In full and without deviation, write out the entries that follow.

— Start of Records shown —

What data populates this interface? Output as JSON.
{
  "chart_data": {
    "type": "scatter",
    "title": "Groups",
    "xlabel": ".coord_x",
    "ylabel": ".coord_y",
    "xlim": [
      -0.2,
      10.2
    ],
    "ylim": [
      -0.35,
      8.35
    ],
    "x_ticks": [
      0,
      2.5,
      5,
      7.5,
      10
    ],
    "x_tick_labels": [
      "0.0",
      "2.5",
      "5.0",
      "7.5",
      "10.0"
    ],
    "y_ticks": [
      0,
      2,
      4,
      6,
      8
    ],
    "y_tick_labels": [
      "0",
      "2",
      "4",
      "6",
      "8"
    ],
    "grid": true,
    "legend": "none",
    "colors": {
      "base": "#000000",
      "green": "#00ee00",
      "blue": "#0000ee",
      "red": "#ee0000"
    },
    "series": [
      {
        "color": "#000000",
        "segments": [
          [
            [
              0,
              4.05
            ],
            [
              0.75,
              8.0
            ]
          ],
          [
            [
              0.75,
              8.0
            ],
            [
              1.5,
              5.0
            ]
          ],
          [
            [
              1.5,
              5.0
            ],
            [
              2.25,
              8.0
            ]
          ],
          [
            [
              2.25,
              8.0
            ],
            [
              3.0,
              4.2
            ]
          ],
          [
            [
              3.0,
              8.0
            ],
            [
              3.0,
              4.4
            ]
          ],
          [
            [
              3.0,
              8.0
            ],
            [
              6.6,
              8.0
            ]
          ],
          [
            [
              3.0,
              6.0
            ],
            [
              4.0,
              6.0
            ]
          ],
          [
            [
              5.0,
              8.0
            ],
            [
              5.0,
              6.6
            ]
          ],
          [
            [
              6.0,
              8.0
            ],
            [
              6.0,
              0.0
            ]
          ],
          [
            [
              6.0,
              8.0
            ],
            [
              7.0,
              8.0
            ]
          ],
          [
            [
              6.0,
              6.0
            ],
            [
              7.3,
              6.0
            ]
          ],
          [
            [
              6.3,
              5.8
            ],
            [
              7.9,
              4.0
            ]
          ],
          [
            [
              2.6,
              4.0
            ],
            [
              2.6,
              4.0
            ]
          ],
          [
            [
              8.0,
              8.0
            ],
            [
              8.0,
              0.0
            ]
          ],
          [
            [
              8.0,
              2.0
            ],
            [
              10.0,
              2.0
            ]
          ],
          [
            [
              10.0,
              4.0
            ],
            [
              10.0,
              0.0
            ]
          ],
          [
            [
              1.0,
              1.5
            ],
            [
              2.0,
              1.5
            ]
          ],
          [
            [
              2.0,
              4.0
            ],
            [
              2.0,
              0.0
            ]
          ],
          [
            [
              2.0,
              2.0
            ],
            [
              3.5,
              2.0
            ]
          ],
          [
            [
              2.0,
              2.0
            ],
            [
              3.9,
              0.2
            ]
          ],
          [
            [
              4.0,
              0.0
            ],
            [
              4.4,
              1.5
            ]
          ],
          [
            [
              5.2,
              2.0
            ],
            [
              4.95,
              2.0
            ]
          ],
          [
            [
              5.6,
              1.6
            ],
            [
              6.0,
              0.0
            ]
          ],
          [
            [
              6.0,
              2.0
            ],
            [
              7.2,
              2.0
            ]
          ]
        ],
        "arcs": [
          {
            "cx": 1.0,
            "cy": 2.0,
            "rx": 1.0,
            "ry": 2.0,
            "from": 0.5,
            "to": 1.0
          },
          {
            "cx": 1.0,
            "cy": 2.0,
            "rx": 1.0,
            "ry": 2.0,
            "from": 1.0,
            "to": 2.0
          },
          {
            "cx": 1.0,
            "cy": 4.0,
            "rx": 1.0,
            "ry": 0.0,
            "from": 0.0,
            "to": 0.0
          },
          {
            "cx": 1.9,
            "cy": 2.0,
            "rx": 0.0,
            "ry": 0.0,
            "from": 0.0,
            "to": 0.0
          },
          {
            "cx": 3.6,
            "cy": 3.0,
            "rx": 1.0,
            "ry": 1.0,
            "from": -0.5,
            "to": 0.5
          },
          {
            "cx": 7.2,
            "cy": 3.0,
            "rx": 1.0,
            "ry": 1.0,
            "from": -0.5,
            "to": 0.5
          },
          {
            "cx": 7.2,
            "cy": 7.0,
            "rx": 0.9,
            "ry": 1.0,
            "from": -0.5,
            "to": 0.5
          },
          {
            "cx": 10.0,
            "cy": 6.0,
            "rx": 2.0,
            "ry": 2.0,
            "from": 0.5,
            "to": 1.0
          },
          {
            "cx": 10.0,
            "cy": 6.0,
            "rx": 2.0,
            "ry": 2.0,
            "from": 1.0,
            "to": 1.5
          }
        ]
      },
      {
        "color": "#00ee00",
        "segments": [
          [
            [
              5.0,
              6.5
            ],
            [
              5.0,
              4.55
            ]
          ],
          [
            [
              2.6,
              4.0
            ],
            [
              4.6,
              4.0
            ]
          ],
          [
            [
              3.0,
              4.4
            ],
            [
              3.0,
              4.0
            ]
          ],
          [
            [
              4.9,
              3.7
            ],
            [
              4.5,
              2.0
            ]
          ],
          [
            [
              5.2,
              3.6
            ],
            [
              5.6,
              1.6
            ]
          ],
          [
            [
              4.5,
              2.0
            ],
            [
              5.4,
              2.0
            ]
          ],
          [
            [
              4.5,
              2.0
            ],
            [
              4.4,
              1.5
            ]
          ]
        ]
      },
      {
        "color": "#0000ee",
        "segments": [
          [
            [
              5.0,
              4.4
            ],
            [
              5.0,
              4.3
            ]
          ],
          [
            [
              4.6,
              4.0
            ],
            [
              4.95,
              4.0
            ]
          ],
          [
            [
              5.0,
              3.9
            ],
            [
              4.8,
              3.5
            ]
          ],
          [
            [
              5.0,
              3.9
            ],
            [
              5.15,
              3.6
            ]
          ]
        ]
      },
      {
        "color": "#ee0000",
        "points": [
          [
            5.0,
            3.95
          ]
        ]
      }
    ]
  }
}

— End of Records shown —

### Task result:
What data populates this interface? Output as JSON.
{
  "chart_data": {
    "type": "scatter",
    "title": "Groups",
    "xlabel": ".coord_x",
    "ylabel": ".coord_y",
    "xlim": [
      -0.2,
      10.2
    ],
    "ylim": [
      -0.35,
      8.35
    ],
    "x_ticks": [
      0,
      2.5,
      5,
      7.5,
      10
    ],
    "x_tick_labels": [
      "0.0",
      "2.5",
      "5.0",
      "7.5",
      "10.0"
    ],
    "y_ticks": [
      0,
      2,
      4,
      6,
      8
    ],
    "y_tick_labels": [
      "0",
      "2",
      "4",
      "6",
      "8"
    ],
    "grid": true,
    "legend": "none",
    "colors": {
      "base": "#000000",
      "green": "#00ee00",
      "blue": "#0000ee",
      "red": "#ee0000"
    },
    "series": [
      {
        "color": "#000000",
        "segments": [
          [
            [
              0,
              4.05
            ],
            [
              0.75,
              8.0
            ]
          ],
          [
            [
              0.75,
              8.0
            ],
            [
              1.5,
              5.0
            ]
          ],
          [
            [
              1.5,
              5.0
            ],
            [
              2.25,
              8.0
            ]
          ],
          [
            [
              2.25,
              8.0
            ],
            [
              3.0,
              4.2
            ]
          ],
          [
            [
              3.0,
              8.0
            ],
            [
              3.0,
              4.4
            ]
          ],
          [
            [
              3.0,
              8.0
            ],
            [
              6.6,
              8.0
            ]
          ],
          [
            [
              3.0,
              6.0
            ],
            [
              4.0,
              6.0
            ]
          ],
          [
            [
              5.0,
              8.0
            ],
            [
              5.0,
              6.6
            ]
          ],
          [
            [
              6.0,
              8.0
            ],
            [
              6.0,
              0.0
            ]
          ],
          [
            [
              6.0,
              8.0
            ],
            [
              7.0,
              8.0
            ]
          ],
          [
            [
              6.0,
              6.0
            ],
            [
              7.3,
              6.0
            ]
          ],
          [
            [
              6.3,
              5.8
            ],
            [
              7.9,
              4.0
            ]
          ],
          [
            [
              2.6,
              4.0
            ],
            [
              2.6,
              4.0
            ]
          ],
          [
            [
              8.0,
              8.0
            ],
            [
              8.0,
              0.0
            ]
          ],
          [
            [
              8.0,
              2.0
            ],
            [
              10.0,
              2.0
            ]
          ],
          [
            [
              10.0,
              4.0
            ],
            [
              10.0,
              0.0
            ]
          ],
          [
            [
              1.0,
              1.5
            ],
            [
              2.0,
              1.5
            ]
          ],
          [
            [
              2.0,
              4.0
            ],
            [
              2.0,
              0.0
            ]
          ],
          [
            [
              2.0,
              2.0
            ],
            [
              3.5,
              2.0
            ]
          ],
          [
            [
              2.0,
              2.0
            ],
            [
              3.9,
              0.2
            ]
          ],
          [
            [
              4.0,
              0.0
            ],
            [
              4.4,
              1.5
            ]
          ],
          [
            [
              5.2,
              2.0
            ],
            [
              4.95,
              2.0
            ]
          ],
          [
            [
              5.6,
              1.6
            ],
            [
              6.0,
              0.0
            ]
          ],
          [
            [
              6.0,
              2.0
            ],
            [
              7.2,
              2.0
            ]
          ]
        ],
        "arcs": [
          {
            "cx": 1.0,
            "cy": 2.0,
            "rx": 1.0,
            "ry": 2.0,
            "from": 0.5,
            "to": 1.0
          },
          {
            "cx": 1.0,
            "cy": 2.0,
            "rx": 1.0,
            "ry": 2.0,
            "from": 1.0,
            "to": 2.0
          },
          {
            "cx": 1.0,
            "cy": 4.0,
            "rx": 1.0,
            "ry": 0.0,
            "from": 0.0,
            "to": 0.0
          },
          {
            "cx": 1.9,
            "cy": 2.0,
            "rx": 0.0,
            "ry": 0.0,
            "from": 0.0,
            "to": 0.0
          },
          {
            "cx": 3.6,
            "cy": 3.0,
            "rx": 1.0,
            "ry": 1.0,
            "from": -0.5,
            "to": 0.5
          },
          {
            "cx": 7.2,
            "cy": 3.0,
            "rx": 1.0,
            "ry": 1.0,
            "from": -0.5,
            "to": 0.5
          },
          {
            "cx": 7.2,
            "cy": 7.0,
            "rx": 0.9,
            "ry": 1.0,
            "from": -0.5,
            "to": 0.5
          },
          {
            "cx": 10.0,
            "cy": 6.0,
            "rx": 2.0,
            "ry": 2.0,
            "from": 0.5,
            "to": 1.0
          },
          {
            "cx": 10.0,
            "cy": 6.0,
            "rx": 2.0,
            "ry": 2.0,
            "from": 1.0,
            "to": 1.5
          }
        ]
      },
      {
        "color": "#00ee00",
        "segments": [
          [
            [
              5.0,
              6.5
            ],
            [
              5.0,
              4.55
            ]
          ],
          [
            [
              2.6,
              4.0
            ],
            [
              4.6,
              4.0
            ]
          ],
          [
            [
              3.0,
              4.4
            ],
            [
              3.0,
              4.0
            ]
          ],
          [
            [
              4.9,
              3.7
            ],
            [
              4.5,
              2.0
            ]
          ],
          [
            [
              5.2,
              3.6
            ],
            [
              5.6,
              1.6
            ]
          ],
          [
            [
              4.5,
              2.0
            ],
            [
              5.4,
              2.0
            ]
          ],
          [
            [
              4.5,
              2.0
            ],
            [
              4.4,
              1.5
            ]
          ]
        ]
      },
      {
        "color": "#0000ee",
        "segments": [
          [
            [
              5.0,
              4.4
            ],
            [
              5.0,
              4.3
            ]
          ],
          [
            [
              4.6,
              4.0
            ],
            [
              4.95,
              4.0
            ]
          ],
          [
            [
              5.0,
              3.9
            ],
            [
              4.8,
              3.5
            ]
          ],
          [
            [
              5.0,
              3.9
            ],
            [
              5.15,
              3.6
            ]
          ]
        ]
      },
      {
        "color": "#ee0000",
        "points": [
          [
            5.0,
            3.95
          ]
        ]
      }
    ]
  }
}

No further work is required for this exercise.